# WRITTEN TASK
Lines containing the string "name" are to be collected in full.

# DATA RECORDS
--------------------------------------------------
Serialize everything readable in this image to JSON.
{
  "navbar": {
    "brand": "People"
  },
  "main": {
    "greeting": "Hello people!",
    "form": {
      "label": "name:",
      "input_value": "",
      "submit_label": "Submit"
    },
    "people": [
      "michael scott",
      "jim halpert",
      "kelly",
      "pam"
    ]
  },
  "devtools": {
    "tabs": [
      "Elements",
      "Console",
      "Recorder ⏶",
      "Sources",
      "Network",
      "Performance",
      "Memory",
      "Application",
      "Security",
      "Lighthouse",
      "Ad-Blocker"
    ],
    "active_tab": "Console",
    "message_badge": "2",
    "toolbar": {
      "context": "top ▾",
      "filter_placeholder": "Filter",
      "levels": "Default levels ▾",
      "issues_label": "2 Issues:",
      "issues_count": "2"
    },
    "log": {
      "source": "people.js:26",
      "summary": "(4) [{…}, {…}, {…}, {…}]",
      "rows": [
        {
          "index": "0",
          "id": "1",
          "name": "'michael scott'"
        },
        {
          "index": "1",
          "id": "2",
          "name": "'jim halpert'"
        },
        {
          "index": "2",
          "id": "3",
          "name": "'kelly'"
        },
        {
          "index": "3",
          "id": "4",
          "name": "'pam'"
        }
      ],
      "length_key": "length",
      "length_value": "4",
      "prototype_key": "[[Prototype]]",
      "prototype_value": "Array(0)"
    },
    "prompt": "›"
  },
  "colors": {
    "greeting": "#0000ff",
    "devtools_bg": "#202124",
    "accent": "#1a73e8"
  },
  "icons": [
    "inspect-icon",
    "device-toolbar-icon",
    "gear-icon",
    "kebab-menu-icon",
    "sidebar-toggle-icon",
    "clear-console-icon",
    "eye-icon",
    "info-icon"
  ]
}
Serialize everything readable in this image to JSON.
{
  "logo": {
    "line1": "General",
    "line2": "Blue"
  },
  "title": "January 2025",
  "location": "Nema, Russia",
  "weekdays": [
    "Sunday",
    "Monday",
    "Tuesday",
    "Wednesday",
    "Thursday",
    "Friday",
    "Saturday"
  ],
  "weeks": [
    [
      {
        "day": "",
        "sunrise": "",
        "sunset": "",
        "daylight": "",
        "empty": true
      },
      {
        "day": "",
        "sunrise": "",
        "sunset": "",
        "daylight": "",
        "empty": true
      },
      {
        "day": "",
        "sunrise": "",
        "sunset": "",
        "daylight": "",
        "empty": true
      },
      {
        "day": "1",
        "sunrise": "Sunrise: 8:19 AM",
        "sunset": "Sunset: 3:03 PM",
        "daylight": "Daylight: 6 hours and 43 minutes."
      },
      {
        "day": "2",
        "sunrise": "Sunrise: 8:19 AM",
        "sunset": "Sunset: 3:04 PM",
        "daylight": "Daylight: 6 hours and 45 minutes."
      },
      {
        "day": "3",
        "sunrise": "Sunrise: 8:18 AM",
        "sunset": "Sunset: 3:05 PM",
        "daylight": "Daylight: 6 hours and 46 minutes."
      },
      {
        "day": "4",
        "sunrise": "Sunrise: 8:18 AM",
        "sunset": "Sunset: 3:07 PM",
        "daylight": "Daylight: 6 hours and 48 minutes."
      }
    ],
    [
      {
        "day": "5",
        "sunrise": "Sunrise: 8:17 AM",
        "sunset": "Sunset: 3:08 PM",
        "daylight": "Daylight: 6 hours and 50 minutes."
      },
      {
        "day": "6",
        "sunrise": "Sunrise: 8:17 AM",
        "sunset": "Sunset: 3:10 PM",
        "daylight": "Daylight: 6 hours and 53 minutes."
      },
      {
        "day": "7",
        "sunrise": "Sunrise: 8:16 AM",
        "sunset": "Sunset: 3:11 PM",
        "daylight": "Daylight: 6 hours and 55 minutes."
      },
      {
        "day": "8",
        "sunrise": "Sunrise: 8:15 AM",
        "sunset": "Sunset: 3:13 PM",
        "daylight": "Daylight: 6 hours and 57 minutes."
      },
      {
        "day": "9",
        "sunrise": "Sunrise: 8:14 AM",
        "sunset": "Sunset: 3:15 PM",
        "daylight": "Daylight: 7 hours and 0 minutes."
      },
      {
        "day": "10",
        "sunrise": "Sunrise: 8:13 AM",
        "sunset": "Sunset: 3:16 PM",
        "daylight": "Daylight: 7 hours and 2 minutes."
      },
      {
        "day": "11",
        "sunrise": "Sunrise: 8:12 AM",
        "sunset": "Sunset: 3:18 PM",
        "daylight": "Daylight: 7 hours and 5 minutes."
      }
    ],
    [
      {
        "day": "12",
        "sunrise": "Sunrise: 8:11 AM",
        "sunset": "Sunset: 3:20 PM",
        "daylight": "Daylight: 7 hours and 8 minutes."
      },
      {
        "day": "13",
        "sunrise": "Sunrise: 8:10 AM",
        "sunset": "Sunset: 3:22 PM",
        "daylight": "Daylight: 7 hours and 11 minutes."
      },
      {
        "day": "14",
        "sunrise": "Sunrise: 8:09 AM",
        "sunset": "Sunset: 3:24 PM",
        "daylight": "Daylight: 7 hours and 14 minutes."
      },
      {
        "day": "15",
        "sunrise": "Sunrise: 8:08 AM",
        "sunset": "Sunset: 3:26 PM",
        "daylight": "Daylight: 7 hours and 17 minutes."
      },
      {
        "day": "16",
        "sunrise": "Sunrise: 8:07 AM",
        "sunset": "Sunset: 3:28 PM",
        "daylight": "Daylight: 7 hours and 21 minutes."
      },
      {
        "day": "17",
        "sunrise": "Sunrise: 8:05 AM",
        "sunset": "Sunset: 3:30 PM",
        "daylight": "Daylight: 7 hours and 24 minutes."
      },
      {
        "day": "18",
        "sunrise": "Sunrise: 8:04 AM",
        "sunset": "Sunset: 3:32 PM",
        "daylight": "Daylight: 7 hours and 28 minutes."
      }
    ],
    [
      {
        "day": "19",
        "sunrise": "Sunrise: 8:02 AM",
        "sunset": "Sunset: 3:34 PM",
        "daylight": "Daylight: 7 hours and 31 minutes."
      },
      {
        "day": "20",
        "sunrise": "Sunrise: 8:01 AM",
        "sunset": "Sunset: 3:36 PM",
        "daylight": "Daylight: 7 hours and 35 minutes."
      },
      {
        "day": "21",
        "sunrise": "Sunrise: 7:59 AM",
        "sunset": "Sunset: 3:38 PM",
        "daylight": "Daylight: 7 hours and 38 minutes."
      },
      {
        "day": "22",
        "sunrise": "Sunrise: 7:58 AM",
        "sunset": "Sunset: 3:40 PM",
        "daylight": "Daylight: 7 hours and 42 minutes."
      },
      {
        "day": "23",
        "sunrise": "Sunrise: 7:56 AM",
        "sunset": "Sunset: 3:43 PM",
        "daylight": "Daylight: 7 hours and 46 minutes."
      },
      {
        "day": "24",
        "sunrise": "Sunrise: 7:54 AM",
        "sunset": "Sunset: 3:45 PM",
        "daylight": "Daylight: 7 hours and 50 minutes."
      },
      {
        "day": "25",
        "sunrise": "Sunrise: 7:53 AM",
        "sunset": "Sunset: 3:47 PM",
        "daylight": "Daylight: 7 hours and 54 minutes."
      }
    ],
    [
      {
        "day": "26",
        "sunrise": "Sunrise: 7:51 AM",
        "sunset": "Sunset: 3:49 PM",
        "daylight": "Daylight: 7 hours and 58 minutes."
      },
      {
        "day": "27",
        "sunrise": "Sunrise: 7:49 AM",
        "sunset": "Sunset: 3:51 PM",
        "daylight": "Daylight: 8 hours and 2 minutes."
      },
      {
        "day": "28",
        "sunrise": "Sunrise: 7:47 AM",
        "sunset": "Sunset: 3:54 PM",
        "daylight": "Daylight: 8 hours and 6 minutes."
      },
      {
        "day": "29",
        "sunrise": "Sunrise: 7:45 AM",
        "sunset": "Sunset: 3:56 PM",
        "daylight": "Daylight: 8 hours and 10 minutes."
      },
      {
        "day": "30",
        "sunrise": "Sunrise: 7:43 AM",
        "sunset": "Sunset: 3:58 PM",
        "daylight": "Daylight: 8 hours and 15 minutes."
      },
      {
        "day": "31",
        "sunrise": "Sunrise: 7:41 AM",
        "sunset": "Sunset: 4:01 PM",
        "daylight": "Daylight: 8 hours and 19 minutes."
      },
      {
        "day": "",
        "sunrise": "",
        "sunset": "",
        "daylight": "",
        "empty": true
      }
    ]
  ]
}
--------------------------------------------------
# RESULT
      "label": "name:",
          "name": "'michael scott'"
          "name": "'jim halpert'"
          "name": "'kelly'"
          "name": "'pam'"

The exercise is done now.